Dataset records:
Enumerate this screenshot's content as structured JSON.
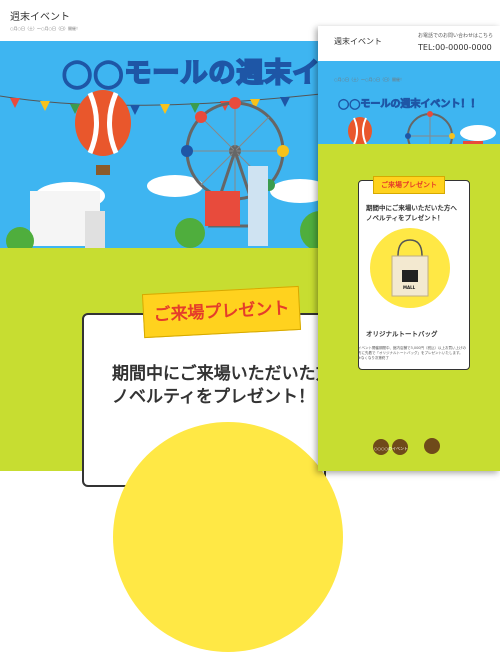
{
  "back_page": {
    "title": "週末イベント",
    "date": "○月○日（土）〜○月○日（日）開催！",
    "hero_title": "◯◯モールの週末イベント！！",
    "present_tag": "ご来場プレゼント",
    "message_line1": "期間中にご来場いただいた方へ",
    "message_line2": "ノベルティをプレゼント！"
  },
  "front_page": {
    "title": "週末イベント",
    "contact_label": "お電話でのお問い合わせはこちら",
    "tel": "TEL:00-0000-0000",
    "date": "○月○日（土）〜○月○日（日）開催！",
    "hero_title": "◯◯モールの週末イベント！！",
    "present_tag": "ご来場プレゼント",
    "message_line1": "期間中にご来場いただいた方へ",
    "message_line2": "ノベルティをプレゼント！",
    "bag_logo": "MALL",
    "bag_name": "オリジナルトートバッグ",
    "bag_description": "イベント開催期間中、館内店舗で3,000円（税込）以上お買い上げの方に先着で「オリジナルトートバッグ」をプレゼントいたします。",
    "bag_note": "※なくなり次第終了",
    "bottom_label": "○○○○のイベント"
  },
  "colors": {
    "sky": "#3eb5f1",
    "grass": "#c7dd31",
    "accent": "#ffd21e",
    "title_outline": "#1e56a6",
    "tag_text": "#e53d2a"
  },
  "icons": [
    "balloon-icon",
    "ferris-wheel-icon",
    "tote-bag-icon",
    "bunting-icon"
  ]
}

* * *

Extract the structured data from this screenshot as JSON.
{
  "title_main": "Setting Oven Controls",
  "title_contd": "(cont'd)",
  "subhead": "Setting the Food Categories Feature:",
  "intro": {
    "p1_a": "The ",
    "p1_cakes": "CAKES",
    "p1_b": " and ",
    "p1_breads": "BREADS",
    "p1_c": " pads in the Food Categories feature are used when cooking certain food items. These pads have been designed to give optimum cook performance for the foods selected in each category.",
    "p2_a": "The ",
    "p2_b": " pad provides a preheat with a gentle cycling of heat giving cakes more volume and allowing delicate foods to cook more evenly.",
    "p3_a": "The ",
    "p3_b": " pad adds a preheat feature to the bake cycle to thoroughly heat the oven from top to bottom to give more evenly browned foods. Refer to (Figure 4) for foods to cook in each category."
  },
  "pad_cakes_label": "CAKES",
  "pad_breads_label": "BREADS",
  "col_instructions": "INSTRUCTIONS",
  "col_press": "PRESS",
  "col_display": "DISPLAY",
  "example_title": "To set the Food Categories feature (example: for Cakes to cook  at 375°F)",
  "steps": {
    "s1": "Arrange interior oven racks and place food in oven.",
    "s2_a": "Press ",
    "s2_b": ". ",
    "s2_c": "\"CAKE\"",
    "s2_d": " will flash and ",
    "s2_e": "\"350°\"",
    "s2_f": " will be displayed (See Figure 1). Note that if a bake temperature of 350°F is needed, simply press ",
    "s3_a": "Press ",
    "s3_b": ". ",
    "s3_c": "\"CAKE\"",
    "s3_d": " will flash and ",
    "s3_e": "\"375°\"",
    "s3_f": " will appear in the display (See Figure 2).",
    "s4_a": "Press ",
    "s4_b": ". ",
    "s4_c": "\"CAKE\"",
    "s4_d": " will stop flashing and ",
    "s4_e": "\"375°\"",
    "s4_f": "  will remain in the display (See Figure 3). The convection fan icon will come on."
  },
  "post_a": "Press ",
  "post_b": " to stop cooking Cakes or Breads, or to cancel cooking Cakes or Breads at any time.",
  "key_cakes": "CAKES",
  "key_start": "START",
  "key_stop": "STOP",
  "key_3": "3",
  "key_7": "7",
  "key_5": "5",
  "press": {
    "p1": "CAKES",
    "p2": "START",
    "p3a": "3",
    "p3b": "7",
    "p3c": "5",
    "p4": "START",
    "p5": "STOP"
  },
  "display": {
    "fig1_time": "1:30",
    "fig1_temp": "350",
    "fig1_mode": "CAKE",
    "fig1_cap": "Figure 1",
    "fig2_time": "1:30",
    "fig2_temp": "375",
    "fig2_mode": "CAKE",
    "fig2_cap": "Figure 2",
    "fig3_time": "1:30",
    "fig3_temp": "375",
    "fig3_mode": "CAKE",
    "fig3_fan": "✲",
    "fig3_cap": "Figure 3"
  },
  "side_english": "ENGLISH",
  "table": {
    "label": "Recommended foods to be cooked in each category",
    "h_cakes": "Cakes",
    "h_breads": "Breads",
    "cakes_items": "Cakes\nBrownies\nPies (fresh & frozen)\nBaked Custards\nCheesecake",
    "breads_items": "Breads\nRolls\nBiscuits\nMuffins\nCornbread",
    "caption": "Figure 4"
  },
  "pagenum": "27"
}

| AIM OF THE EXERCISE |
Which lines above contain "preheat"? Show each of them.

| TASK RESPONSE |
    "p2_b": " pad provides a preheat with a gentle cycling of heat giving cakes more volume and allowing delicate foods to cook more evenly.",
    "p3_b": " pad adds a preheat feature to the bake cycle to thoroughly heat the oven from top to bottom to give more evenly browned foods. Refer to (Figure 4) for foods to cook in each category."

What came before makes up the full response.